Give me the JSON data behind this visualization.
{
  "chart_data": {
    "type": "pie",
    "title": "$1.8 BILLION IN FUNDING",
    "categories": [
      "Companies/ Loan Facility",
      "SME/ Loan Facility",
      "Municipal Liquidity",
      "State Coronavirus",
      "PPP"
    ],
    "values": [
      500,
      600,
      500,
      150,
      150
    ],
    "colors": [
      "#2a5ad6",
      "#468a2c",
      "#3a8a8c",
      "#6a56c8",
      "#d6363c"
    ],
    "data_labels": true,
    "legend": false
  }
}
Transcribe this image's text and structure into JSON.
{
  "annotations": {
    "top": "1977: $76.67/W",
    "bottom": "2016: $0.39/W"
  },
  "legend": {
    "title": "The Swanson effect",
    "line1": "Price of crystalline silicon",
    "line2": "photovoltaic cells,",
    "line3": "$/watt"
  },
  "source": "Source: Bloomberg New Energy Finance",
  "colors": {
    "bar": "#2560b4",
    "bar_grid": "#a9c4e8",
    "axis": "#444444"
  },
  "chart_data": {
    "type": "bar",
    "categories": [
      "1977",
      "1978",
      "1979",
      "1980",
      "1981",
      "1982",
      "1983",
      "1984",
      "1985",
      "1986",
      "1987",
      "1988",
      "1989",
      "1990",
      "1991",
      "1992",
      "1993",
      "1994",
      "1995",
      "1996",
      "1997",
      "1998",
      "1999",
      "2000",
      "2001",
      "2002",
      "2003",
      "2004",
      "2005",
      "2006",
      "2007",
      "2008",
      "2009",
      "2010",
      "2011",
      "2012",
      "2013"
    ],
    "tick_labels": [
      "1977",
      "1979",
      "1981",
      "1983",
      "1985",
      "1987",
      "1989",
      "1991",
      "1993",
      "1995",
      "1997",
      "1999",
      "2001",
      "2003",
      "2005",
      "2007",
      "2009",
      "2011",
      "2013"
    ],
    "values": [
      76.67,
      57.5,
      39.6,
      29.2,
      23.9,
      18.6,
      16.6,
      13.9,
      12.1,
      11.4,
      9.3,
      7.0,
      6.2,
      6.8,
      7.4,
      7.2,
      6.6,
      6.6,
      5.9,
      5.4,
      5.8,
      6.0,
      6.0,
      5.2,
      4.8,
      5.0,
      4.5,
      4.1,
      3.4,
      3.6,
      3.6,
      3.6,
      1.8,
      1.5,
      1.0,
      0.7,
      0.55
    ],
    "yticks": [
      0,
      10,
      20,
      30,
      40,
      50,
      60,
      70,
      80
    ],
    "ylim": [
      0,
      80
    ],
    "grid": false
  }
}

**WORK REQUIRED:** What is needed is each line of the entries that contains the word "title".

**ANSWER FOR THE TASK:**
    "title": "$1.8 BILLION IN FUNDING",
    "title": "The Swanson effect",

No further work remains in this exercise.